---------- Material

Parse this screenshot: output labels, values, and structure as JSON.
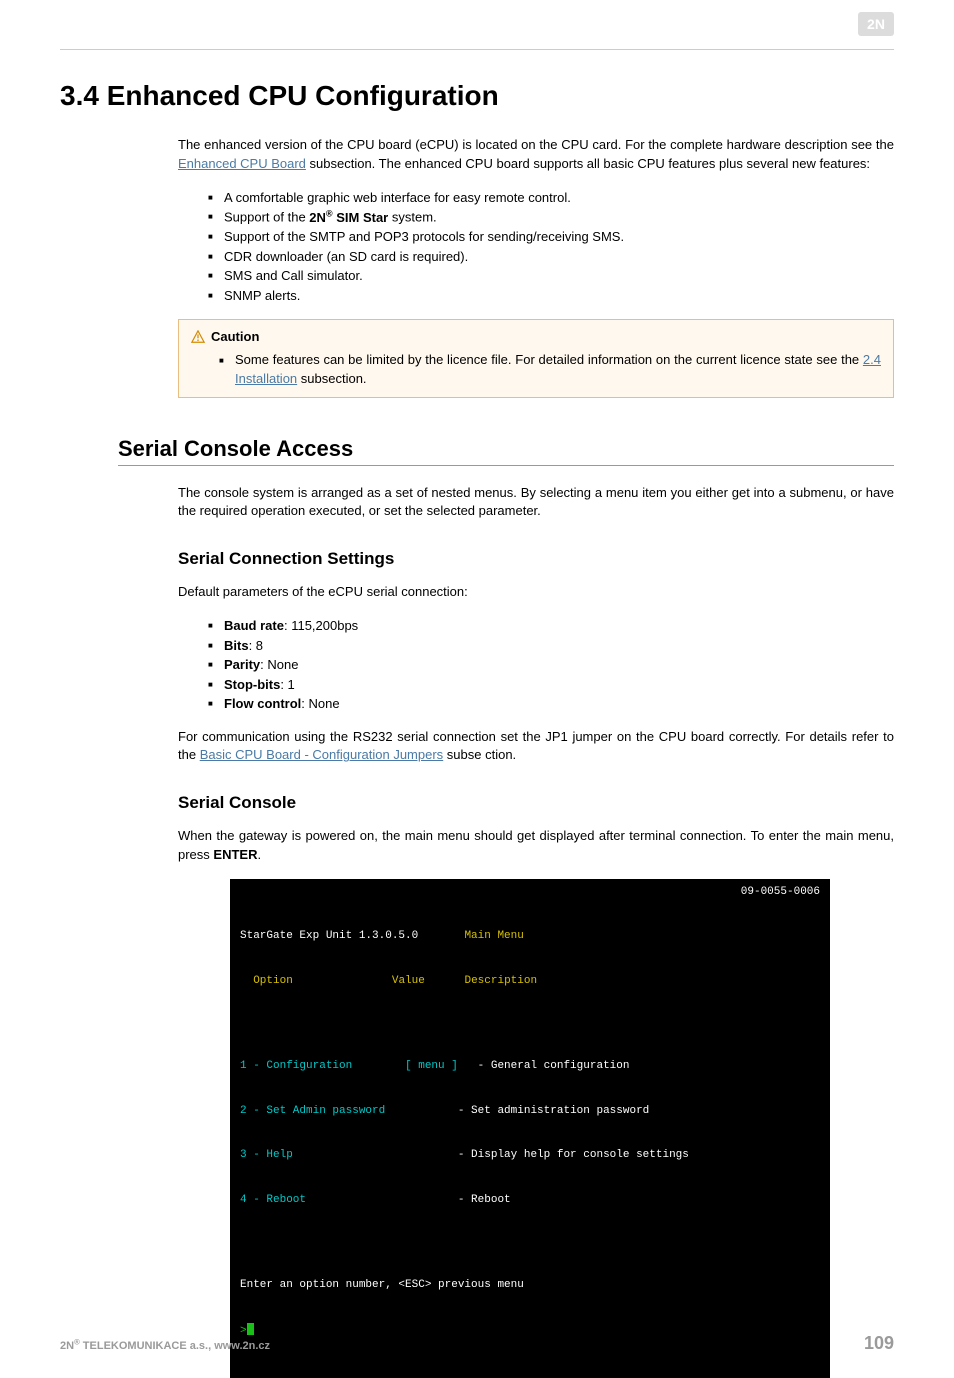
{
  "brand": "2N",
  "h1": "3.4 Enhanced CPU Configuration",
  "intro": {
    "p1a": "The enhanced version of the CPU board (eCPU) is located on the CPU card. For the complete hardware description see the ",
    "link1": "Enhanced CPU Board",
    "p1b": " subsection. The enhanced CPU board supports all basic CPU features plus several new features:",
    "sim_star_a": "Support of the ",
    "sim_star_b_brand": "2N",
    "sim_star_c": " SIM Star",
    "sim_star_d": " system.",
    "items": {
      "i1": "A comfortable graphic web interface for easy remote control.",
      "i3": "Support of the SMTP and POP3 protocols for sending/receiving SMS.",
      "i4": "CDR downloader (an SD card is required).",
      "i5": "SMS and Call simulator.",
      "i6": "SNMP alerts."
    }
  },
  "callout": {
    "title": "Caution",
    "li_a": "Some features can be limited by the licence file. For detailed information on the current licence state see the ",
    "link": "2.4 Installation",
    "li_b": " subsection."
  },
  "serial_access": {
    "h2": "Serial Console Access",
    "p": "The console system is arranged as a set of nested menus. By selecting a menu item you either get into a submenu, or have the required operation executed, or set the selected parameter."
  },
  "conn": {
    "h3": "Serial Connection Settings",
    "p": "Default parameters of the eCPU serial connection:",
    "items": {
      "i1b": "Baud rate",
      "i1v": ": 115,200bps",
      "i2b": "Bits",
      "i2v": ": 8",
      "i3b": "Parity",
      "i3v": ": None",
      "i4b": "Stop-bits",
      "i4v": ": 1",
      "i5b": "Flow control",
      "i5v": ": None"
    },
    "p2a": "For communication using the RS232 serial connection set the JP1 jumper on the CPU board correctly. For details refer to the ",
    "link": "Basic CPU Board - Configuration Jumpers",
    "p2b": " subse ction."
  },
  "console": {
    "h3": "Serial Console",
    "p_a": "When the gateway is powered on, the main menu should get displayed after terminal connection. To enter the main menu, press ",
    "p_b": "ENTER",
    "p_c": "."
  },
  "term": {
    "title": "StarGate Exp Unit 1.3.0.5.0",
    "centre": "Main Menu",
    "serial": "09-0055-0006",
    "h_option": "  Option",
    "h_value": "Value",
    "h_desc": "Description",
    "r1a": "1 - Configuration        [ menu ]",
    "r1b": "   - General configuration",
    "r2a": "2 - Set Admin password",
    "r2b": "           - Set administration password",
    "r3a": "3 - Help",
    "r3b": "                         - Display help for console settings",
    "r4a": "4 - Reboot",
    "r4b": "                       - Reboot",
    "prompt": "Enter an option number, <ESC> previous menu",
    "cursor": ">"
  },
  "footer": {
    "left_a": "2N",
    "left_b": " TELEKOMUNIKACE a.s., www.2n.cz",
    "page": "109"
  }
}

--------------------

#### Exercise aim:
Quote the records above exactly, leaving out any pictures.

#### Exercise output:
Parse this screenshot: output labels, values, and structure as JSON.
{
  "brand": "2N",
  "h1": "3.4 Enhanced CPU Configuration",
  "intro": {
    "p1a": "The enhanced version of the CPU board (eCPU) is located on the CPU card. For the complete hardware description see the ",
    "link1": "Enhanced CPU Board",
    "p1b": " subsection. The enhanced CPU board supports all basic CPU features plus several new features:",
    "sim_star_a": "Support of the ",
    "sim_star_b_brand": "2N",
    "sim_star_c": " SIM Star",
    "sim_star_d": " system.",
    "items": {
      "i1": "A comfortable graphic web interface for easy remote control.",
      "i3": "Support of the SMTP and POP3 protocols for sending/receiving SMS.",
      "i4": "CDR downloader (an SD card is required).",
      "i5": "SMS and Call simulator.",
      "i6": "SNMP alerts."
    }
  },
  "callout": {
    "title": "Caution",
    "li_a": "Some features can be limited by the licence file. For detailed information on the current licence state see the ",
    "link": "2.4 Installation",
    "li_b": " subsection."
  },
  "serial_access": {
    "h2": "Serial Console Access",
    "p": "The console system is arranged as a set of nested menus. By selecting a menu item you either get into a submenu, or have the required operation executed, or set the selected parameter."
  },
  "conn": {
    "h3": "Serial Connection Settings",
    "p": "Default parameters of the eCPU serial connection:",
    "items": {
      "i1b": "Baud rate",
      "i1v": ": 115,200bps",
      "i2b": "Bits",
      "i2v": ": 8",
      "i3b": "Parity",
      "i3v": ": None",
      "i4b": "Stop-bits",
      "i4v": ": 1",
      "i5b": "Flow control",
      "i5v": ": None"
    },
    "p2a": "For communication using the RS232 serial connection set the JP1 jumper on the CPU board correctly. For details refer to the ",
    "link": "Basic CPU Board - Configuration Jumpers",
    "p2b": " subse ction."
  },
  "console": {
    "h3": "Serial Console",
    "p_a": "When the gateway is powered on, the main menu should get displayed after terminal connection. To enter the main menu, press ",
    "p_b": "ENTER",
    "p_c": "."
  },
  "term": {
    "title": "StarGate Exp Unit 1.3.0.5.0",
    "centre": "Main Menu",
    "serial": "09-0055-0006",
    "h_option": "  Option",
    "h_value": "Value",
    "h_desc": "Description",
    "r1a": "1 - Configuration        [ menu ]",
    "r1b": "   - General configuration",
    "r2a": "2 - Set Admin password",
    "r2b": "           - Set administration password",
    "r3a": "3 - Help",
    "r3b": "                         - Display help for console settings",
    "r4a": "4 - Reboot",
    "r4b": "                       - Reboot",
    "prompt": "Enter an option number, <ESC> previous menu",
    "cursor": ">"
  },
  "footer": {
    "left_a": "2N",
    "left_b": " TELEKOMUNIKACE a.s., www.2n.cz",
    "page": "109"
  }
}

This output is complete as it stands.